-- Problem to work on --
Make an exact copy of the lines, leaving the pictures out.

● ● ● ●

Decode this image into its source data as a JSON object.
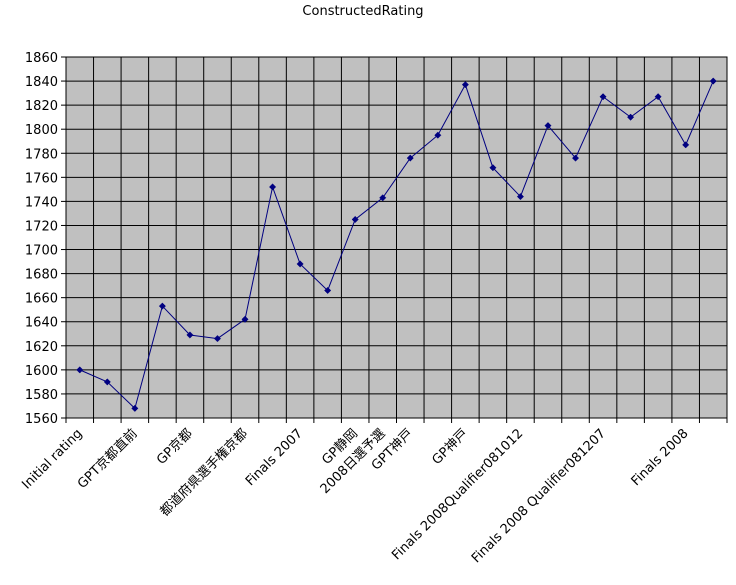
{
  "chart_data": {
    "type": "line",
    "title": "ConstructedRating",
    "xlabel": "",
    "ylabel": "",
    "ylim": [
      1560,
      1860
    ],
    "ytick_step": 20,
    "grid": true,
    "legend": "none",
    "colors": {
      "line": "#000080",
      "plot_bg": "#c0c0c0",
      "grid": "#000000"
    },
    "x_labels": [
      "Initial rating",
      "",
      "GPT京都直前",
      "",
      "GP京都",
      "",
      "都道府県選手権京都",
      "",
      "Finals 2007",
      "",
      "GP静岡",
      "2008日選予選",
      "GPT神戸",
      "",
      "GP神戸",
      "",
      "Finals 2008Qualifier081012",
      "",
      "",
      "Finals 2008 Qualifier081207",
      "",
      "",
      "Finals 2008",
      ""
    ],
    "series": [
      {
        "values": [
          1600,
          1590,
          1568,
          1653,
          1629,
          1626,
          1642,
          1752,
          1688,
          1666,
          1725,
          1743,
          1776,
          1795,
          1837,
          1768,
          1744,
          1803,
          1776,
          1827,
          1810,
          1827,
          1787,
          1840
        ]
      }
    ]
  }
}
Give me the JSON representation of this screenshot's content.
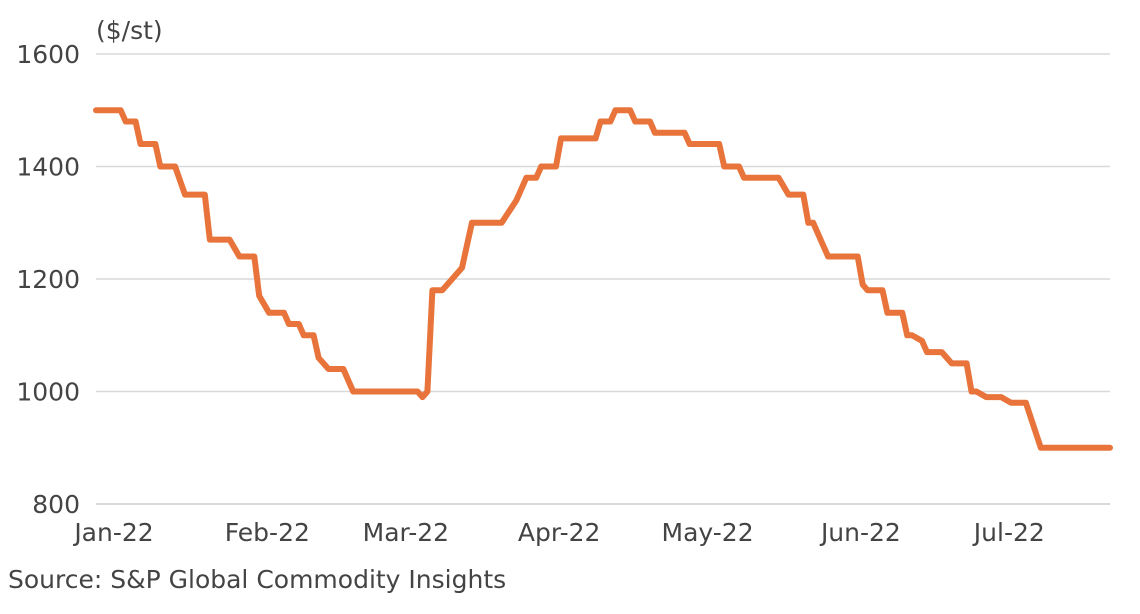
{
  "chart_data": {
    "type": "line",
    "ylabel": "($/st)",
    "ylim": [
      800,
      1600
    ],
    "yticks": [
      800,
      1000,
      1200,
      1400,
      1600
    ],
    "xlim": [
      "2022-01-01",
      "2022-07-25"
    ],
    "xticks": [
      {
        "label": "Jan-22",
        "date": "2022-01-01"
      },
      {
        "label": "Feb-22",
        "date": "2022-02-01"
      },
      {
        "label": "Mar-22",
        "date": "2022-03-01"
      },
      {
        "label": "Apr-22",
        "date": "2022-04-01"
      },
      {
        "label": "May-22",
        "date": "2022-05-01"
      },
      {
        "label": "Jun-22",
        "date": "2022-06-01"
      },
      {
        "label": "Jul-22",
        "date": "2022-07-01"
      }
    ],
    "grid": true,
    "line_color": "#E8743B",
    "series": [
      {
        "points": [
          [
            "2022-01-01",
            1500
          ],
          [
            "2022-01-06",
            1500
          ],
          [
            "2022-01-07",
            1480
          ],
          [
            "2022-01-09",
            1480
          ],
          [
            "2022-01-10",
            1440
          ],
          [
            "2022-01-13",
            1440
          ],
          [
            "2022-01-14",
            1400
          ],
          [
            "2022-01-17",
            1400
          ],
          [
            "2022-01-19",
            1350
          ],
          [
            "2022-01-23",
            1350
          ],
          [
            "2022-01-24",
            1270
          ],
          [
            "2022-01-28",
            1270
          ],
          [
            "2022-01-30",
            1240
          ],
          [
            "2022-02-02",
            1240
          ],
          [
            "2022-02-03",
            1170
          ],
          [
            "2022-02-05",
            1140
          ],
          [
            "2022-02-08",
            1140
          ],
          [
            "2022-02-09",
            1120
          ],
          [
            "2022-02-11",
            1120
          ],
          [
            "2022-02-12",
            1100
          ],
          [
            "2022-02-14",
            1100
          ],
          [
            "2022-02-15",
            1060
          ],
          [
            "2022-02-17",
            1040
          ],
          [
            "2022-02-20",
            1040
          ],
          [
            "2022-02-22",
            1000
          ],
          [
            "2022-03-07",
            1000
          ],
          [
            "2022-03-08",
            990
          ],
          [
            "2022-03-09",
            1000
          ],
          [
            "2022-03-10",
            1180
          ],
          [
            "2022-03-12",
            1180
          ],
          [
            "2022-03-16",
            1220
          ],
          [
            "2022-03-18",
            1300
          ],
          [
            "2022-03-24",
            1300
          ],
          [
            "2022-03-27",
            1340
          ],
          [
            "2022-03-29",
            1380
          ],
          [
            "2022-03-31",
            1380
          ],
          [
            "2022-04-01",
            1400
          ],
          [
            "2022-04-04",
            1400
          ],
          [
            "2022-04-05",
            1450
          ],
          [
            "2022-04-12",
            1450
          ],
          [
            "2022-04-13",
            1480
          ],
          [
            "2022-04-15",
            1480
          ],
          [
            "2022-04-16",
            1500
          ],
          [
            "2022-04-19",
            1500
          ],
          [
            "2022-04-20",
            1480
          ],
          [
            "2022-04-23",
            1480
          ],
          [
            "2022-04-24",
            1460
          ],
          [
            "2022-04-30",
            1460
          ],
          [
            "2022-05-01",
            1440
          ],
          [
            "2022-05-07",
            1440
          ],
          [
            "2022-05-08",
            1400
          ],
          [
            "2022-05-11",
            1400
          ],
          [
            "2022-05-12",
            1380
          ],
          [
            "2022-05-19",
            1380
          ],
          [
            "2022-05-21",
            1350
          ],
          [
            "2022-05-24",
            1350
          ],
          [
            "2022-05-25",
            1300
          ],
          [
            "2022-05-26",
            1300
          ],
          [
            "2022-05-28",
            1260
          ],
          [
            "2022-05-29",
            1240
          ],
          [
            "2022-06-04",
            1240
          ],
          [
            "2022-06-05",
            1190
          ],
          [
            "2022-06-06",
            1180
          ],
          [
            "2022-06-09",
            1180
          ],
          [
            "2022-06-10",
            1140
          ],
          [
            "2022-06-13",
            1140
          ],
          [
            "2022-06-14",
            1100
          ],
          [
            "2022-06-15",
            1100
          ],
          [
            "2022-06-17",
            1090
          ],
          [
            "2022-06-18",
            1070
          ],
          [
            "2022-06-21",
            1070
          ],
          [
            "2022-06-23",
            1050
          ],
          [
            "2022-06-26",
            1050
          ],
          [
            "2022-06-27",
            1000
          ],
          [
            "2022-06-28",
            1000
          ],
          [
            "2022-06-30",
            990
          ],
          [
            "2022-07-03",
            990
          ],
          [
            "2022-07-05",
            980
          ],
          [
            "2022-07-08",
            980
          ],
          [
            "2022-07-11",
            900
          ],
          [
            "2022-07-25",
            900
          ]
        ]
      }
    ]
  },
  "source": "Source: S&P Global Commodity Insights"
}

● ● ● ●

-- Full answer --
Decode this image into its source data as a JSON object.
{
  "chart_data": {
    "type": "line",
    "title": "ConstructedRating",
    "xlabel": "",
    "ylabel": "",
    "ylim": [
      1560,
      1860
    ],
    "ytick_step": 20,
    "grid": true,
    "legend": "none",
    "colors": {
      "line": "#000080",
      "plot_bg": "#c0c0c0",
      "grid": "#000000"
    },
    "x_labels": [
      "Initial rating",
      "",
      "GPT京都直前",
      "",
      "GP京都",
      "",
      "都道府県選手権京都",
      "",
      "Finals 2007",
      "",
      "GP静岡",
      "2008日選予選",
      "GPT神戸",
      "",
      "GP神戸",
      "",
      "Finals 2008Qualifier081012",
      "",
      "",
      "Finals 2008 Qualifier081207",
      "",
      "",
      "Finals 2008",
      ""
    ],
    "series": [
      {
        "values": [
          1600,
          1590,
          1568,
          1653,
          1629,
          1626,
          1642,
          1752,
          1688,
          1666,
          1725,
          1743,
          1776,
          1795,
          1837,
          1768,
          1744,
          1803,
          1776,
          1827,
          1810,
          1827,
          1787,
          1840
        ]
      }
    ]
  }
}
Give me the JSON representation of this screenshot's content.
{
  "chart_data": {
    "type": "line",
    "ylabel": "($/st)",
    "ylim": [
      800,
      1600
    ],
    "yticks": [
      800,
      1000,
      1200,
      1400,
      1600
    ],
    "xlim": [
      "2022-01-01",
      "2022-07-25"
    ],
    "xticks": [
      {
        "label": "Jan-22",
        "date": "2022-01-01"
      },
      {
        "label": "Feb-22",
        "date": "2022-02-01"
      },
      {
        "label": "Mar-22",
        "date": "2022-03-01"
      },
      {
        "label": "Apr-22",
        "date": "2022-04-01"
      },
      {
        "label": "May-22",
        "date": "2022-05-01"
      },
      {
        "label": "Jun-22",
        "date": "2022-06-01"
      },
      {
        "label": "Jul-22",
        "date": "2022-07-01"
      }
    ],
    "grid": true,
    "line_color": "#E8743B",
    "series": [
      {
        "points": [
          [
            "2022-01-01",
            1500
          ],
          [
            "2022-01-06",
            1500
          ],
          [
            "2022-01-07",
            1480
          ],
          [
            "2022-01-09",
            1480
          ],
          [
            "2022-01-10",
            1440
          ],
          [
            "2022-01-13",
            1440
          ],
          [
            "2022-01-14",
            1400
          ],
          [
            "2022-01-17",
            1400
          ],
          [
            "2022-01-19",
            1350
          ],
          [
            "2022-01-23",
            1350
          ],
          [
            "2022-01-24",
            1270
          ],
          [
            "2022-01-28",
            1270
          ],
          [
            "2022-01-30",
            1240
          ],
          [
            "2022-02-02",
            1240
          ],
          [
            "2022-02-03",
            1170
          ],
          [
            "2022-02-05",
            1140
          ],
          [
            "2022-02-08",
            1140
          ],
          [
            "2022-02-09",
            1120
          ],
          [
            "2022-02-11",
            1120
          ],
          [
            "2022-02-12",
            1100
          ],
          [
            "2022-02-14",
            1100
          ],
          [
            "2022-02-15",
            1060
          ],
          [
            "2022-02-17",
            1040
          ],
          [
            "2022-02-20",
            1040
          ],
          [
            "2022-02-22",
            1000
          ],
          [
            "2022-03-07",
            1000
          ],
          [
            "2022-03-08",
            990
          ],
          [
            "2022-03-09",
            1000
          ],
          [
            "2022-03-10",
            1180
          ],
          [
            "2022-03-12",
            1180
          ],
          [
            "2022-03-16",
            1220
          ],
          [
            "2022-03-18",
            1300
          ],
          [
            "2022-03-24",
            1300
          ],
          [
            "2022-03-27",
            1340
          ],
          [
            "2022-03-29",
            1380
          ],
          [
            "2022-03-31",
            1380
          ],
          [
            "2022-04-01",
            1400
          ],
          [
            "2022-04-04",
            1400
          ],
          [
            "2022-04-05",
            1450
          ],
          [
            "2022-04-12",
            1450
          ],
          [
            "2022-04-13",
            1480
          ],
          [
            "2022-04-15",
            1480
          ],
          [
            "2022-04-16",
            1500
          ],
          [
            "2022-04-19",
            1500
          ],
          [
            "2022-04-20",
            1480
          ],
          [
            "2022-04-23",
            1480
          ],
          [
            "2022-04-24",
            1460
          ],
          [
            "2022-04-30",
            1460
          ],
          [
            "2022-05-01",
            1440
          ],
          [
            "2022-05-07",
            1440
          ],
          [
            "2022-05-08",
            1400
          ],
          [
            "2022-05-11",
            1400
          ],
          [
            "2022-05-12",
            1380
          ],
          [
            "2022-05-19",
            1380
          ],
          [
            "2022-05-21",
            1350
          ],
          [
            "2022-05-24",
            1350
          ],
          [
            "2022-05-25",
            1300
          ],
          [
            "2022-05-26",
            1300
          ],
          [
            "2022-05-28",
            1260
          ],
          [
            "2022-05-29",
            1240
          ],
          [
            "2022-06-04",
            1240
          ],
          [
            "2022-06-05",
            1190
          ],
          [
            "2022-06-06",
            1180
          ],
          [
            "2022-06-09",
            1180
          ],
          [
            "2022-06-10",
            1140
          ],
          [
            "2022-06-13",
            1140
          ],
          [
            "2022-06-14",
            1100
          ],
          [
            "2022-06-15",
            1100
          ],
          [
            "2022-06-17",
            1090
          ],
          [
            "2022-06-18",
            1070
          ],
          [
            "2022-06-21",
            1070
          ],
          [
            "2022-06-23",
            1050
          ],
          [
            "2022-06-26",
            1050
          ],
          [
            "2022-06-27",
            1000
          ],
          [
            "2022-06-28",
            1000
          ],
          [
            "2022-06-30",
            990
          ],
          [
            "2022-07-03",
            990
          ],
          [
            "2022-07-05",
            980
          ],
          [
            "2022-07-08",
            980
          ],
          [
            "2022-07-11",
            900
          ],
          [
            "2022-07-25",
            900
          ]
        ]
      }
    ]
  },
  "source": "Source: S&P Global Commodity Insights"
}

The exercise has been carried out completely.